Given task: State how many lines in these records contain the word "образований", and nothing else.

• • •

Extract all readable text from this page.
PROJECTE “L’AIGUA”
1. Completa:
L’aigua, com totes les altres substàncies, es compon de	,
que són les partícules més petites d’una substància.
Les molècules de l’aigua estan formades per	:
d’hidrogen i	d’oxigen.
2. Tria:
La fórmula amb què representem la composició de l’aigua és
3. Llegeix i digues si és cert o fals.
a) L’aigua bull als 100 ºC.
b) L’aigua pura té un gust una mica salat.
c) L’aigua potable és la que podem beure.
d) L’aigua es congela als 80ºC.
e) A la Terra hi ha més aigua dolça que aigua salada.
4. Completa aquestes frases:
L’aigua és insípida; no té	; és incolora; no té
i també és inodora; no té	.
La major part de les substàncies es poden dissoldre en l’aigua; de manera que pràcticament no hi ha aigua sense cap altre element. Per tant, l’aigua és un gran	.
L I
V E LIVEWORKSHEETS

• • •

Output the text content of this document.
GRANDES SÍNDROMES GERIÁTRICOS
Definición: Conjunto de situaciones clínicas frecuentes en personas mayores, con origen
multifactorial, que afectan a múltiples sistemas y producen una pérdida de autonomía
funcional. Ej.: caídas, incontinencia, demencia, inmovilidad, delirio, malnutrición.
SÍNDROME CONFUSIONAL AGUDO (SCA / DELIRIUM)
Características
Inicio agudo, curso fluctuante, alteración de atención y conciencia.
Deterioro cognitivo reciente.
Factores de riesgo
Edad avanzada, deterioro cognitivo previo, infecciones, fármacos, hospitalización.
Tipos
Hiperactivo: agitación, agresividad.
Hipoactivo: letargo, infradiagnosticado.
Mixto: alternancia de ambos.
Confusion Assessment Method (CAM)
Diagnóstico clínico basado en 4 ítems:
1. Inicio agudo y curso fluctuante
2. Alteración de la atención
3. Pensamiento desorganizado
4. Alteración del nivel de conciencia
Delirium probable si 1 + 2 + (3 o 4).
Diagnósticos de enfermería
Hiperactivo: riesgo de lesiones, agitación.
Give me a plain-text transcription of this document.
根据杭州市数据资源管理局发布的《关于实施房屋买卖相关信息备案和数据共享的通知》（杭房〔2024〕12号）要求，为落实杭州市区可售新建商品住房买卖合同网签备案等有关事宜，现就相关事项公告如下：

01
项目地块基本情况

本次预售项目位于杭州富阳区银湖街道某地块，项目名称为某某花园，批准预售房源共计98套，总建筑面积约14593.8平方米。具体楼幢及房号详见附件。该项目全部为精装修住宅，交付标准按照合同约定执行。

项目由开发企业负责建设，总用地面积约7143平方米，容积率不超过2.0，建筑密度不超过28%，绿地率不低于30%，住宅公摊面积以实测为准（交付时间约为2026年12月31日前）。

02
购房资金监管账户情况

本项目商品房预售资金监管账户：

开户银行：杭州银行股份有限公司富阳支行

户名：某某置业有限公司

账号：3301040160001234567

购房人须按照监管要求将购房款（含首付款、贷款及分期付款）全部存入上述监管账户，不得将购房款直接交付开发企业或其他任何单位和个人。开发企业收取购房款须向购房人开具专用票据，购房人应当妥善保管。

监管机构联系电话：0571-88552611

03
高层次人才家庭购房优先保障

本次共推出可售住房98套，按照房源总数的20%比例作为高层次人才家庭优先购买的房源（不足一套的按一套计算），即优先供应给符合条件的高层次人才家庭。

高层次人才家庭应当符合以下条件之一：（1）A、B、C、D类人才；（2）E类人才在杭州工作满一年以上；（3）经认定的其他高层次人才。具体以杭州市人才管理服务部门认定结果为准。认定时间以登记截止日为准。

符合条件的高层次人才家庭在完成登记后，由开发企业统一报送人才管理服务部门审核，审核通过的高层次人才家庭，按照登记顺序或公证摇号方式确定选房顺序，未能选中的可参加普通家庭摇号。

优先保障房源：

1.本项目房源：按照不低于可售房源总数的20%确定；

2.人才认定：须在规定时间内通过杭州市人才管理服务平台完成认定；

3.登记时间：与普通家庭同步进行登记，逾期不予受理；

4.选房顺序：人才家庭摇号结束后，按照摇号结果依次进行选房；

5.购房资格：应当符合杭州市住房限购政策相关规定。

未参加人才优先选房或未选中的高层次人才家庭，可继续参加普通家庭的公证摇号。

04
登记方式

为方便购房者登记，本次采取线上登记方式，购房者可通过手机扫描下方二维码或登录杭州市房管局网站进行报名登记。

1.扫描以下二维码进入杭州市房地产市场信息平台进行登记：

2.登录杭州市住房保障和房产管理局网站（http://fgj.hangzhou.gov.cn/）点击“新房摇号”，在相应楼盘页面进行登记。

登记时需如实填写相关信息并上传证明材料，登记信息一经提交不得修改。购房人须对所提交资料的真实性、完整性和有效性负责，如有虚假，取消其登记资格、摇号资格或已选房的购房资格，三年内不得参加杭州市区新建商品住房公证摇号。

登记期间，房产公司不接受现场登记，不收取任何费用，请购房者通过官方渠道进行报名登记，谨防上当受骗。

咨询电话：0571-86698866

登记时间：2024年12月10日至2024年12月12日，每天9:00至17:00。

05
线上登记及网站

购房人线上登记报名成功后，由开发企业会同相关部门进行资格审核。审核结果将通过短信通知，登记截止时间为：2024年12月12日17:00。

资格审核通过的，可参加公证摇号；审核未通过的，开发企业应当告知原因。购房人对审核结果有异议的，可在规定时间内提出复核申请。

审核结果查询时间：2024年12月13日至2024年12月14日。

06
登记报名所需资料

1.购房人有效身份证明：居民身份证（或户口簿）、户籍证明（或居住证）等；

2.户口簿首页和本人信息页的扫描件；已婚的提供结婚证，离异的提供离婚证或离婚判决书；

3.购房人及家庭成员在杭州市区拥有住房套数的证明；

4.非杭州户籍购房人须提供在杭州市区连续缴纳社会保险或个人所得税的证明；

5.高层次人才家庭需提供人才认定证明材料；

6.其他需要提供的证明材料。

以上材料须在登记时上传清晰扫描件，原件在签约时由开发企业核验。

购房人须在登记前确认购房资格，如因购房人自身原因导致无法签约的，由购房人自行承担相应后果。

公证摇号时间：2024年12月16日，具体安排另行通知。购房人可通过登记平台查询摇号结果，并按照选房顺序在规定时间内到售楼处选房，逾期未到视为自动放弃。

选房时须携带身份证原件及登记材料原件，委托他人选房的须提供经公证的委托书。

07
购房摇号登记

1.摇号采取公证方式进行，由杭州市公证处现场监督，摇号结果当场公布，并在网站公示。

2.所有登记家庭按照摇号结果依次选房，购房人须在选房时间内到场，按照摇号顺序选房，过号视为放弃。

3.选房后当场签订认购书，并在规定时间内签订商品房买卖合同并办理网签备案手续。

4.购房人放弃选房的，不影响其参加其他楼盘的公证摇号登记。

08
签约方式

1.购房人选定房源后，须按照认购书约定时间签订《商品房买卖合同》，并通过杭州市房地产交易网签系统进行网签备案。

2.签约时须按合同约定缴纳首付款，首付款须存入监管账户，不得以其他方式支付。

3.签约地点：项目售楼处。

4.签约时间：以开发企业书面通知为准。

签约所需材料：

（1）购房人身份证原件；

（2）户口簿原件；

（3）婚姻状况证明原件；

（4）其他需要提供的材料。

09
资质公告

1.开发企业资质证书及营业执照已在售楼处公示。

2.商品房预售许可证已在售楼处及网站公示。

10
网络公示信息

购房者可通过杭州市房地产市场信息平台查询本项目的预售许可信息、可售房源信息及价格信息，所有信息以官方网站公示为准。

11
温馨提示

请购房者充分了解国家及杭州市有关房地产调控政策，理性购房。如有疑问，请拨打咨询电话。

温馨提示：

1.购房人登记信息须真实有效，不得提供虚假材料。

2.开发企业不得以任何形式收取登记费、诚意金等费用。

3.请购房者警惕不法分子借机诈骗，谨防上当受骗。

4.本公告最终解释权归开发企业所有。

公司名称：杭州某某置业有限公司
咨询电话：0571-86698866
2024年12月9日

• • •

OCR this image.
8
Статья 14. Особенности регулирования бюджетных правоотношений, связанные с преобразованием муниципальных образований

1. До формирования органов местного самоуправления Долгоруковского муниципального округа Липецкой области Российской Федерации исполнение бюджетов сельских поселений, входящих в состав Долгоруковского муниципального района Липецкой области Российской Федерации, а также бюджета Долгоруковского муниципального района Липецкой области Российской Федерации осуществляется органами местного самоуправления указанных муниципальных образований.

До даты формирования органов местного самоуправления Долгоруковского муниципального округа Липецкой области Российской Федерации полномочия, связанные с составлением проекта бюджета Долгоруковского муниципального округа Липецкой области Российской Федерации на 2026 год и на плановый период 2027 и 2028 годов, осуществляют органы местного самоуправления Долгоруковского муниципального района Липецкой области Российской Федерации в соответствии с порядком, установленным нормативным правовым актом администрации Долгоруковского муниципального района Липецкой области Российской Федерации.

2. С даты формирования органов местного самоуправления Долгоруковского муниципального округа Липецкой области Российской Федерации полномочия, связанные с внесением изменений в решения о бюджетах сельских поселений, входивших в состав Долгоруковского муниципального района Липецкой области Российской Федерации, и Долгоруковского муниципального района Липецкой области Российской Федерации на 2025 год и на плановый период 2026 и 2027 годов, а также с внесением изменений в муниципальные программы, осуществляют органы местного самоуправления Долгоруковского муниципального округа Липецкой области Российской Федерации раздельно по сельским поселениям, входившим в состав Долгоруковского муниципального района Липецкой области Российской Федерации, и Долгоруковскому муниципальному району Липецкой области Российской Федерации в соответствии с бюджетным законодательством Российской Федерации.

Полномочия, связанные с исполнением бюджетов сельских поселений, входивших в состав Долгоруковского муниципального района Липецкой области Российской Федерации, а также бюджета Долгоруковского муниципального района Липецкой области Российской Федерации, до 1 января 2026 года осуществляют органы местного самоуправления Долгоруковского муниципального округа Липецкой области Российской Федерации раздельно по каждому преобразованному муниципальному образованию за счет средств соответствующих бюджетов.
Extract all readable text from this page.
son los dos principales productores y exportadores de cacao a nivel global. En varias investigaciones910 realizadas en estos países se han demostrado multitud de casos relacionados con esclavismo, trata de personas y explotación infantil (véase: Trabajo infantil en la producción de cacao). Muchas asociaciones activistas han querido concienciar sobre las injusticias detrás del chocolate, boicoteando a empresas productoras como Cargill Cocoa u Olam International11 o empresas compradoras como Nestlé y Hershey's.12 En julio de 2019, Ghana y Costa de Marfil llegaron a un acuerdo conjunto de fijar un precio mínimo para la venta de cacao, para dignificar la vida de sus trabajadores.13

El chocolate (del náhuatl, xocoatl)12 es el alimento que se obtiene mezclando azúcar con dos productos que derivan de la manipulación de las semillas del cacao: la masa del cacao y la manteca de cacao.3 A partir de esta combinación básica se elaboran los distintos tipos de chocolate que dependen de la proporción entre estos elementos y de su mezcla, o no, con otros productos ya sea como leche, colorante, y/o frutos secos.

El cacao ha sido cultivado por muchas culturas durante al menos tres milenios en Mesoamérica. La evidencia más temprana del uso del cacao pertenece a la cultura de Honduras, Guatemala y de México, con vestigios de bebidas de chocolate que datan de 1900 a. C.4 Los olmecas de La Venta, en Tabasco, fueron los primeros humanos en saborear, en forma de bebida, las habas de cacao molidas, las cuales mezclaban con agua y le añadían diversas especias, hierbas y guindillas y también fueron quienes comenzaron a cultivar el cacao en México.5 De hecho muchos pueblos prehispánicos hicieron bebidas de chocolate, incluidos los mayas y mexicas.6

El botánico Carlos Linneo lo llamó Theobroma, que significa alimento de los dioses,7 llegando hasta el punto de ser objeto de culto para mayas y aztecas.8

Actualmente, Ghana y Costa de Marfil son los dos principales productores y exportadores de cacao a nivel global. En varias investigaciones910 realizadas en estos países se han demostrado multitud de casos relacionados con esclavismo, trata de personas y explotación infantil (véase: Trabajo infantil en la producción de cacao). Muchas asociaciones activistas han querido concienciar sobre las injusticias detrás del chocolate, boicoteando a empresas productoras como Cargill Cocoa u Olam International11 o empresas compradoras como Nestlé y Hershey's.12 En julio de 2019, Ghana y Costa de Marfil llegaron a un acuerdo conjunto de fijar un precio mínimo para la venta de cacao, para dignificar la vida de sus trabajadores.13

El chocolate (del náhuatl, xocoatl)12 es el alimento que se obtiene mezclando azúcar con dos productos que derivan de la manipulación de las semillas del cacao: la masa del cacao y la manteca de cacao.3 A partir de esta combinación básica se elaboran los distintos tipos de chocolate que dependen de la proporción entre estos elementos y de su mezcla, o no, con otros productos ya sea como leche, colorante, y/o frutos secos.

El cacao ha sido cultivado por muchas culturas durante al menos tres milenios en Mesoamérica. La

• • •

Solution for this problem: 2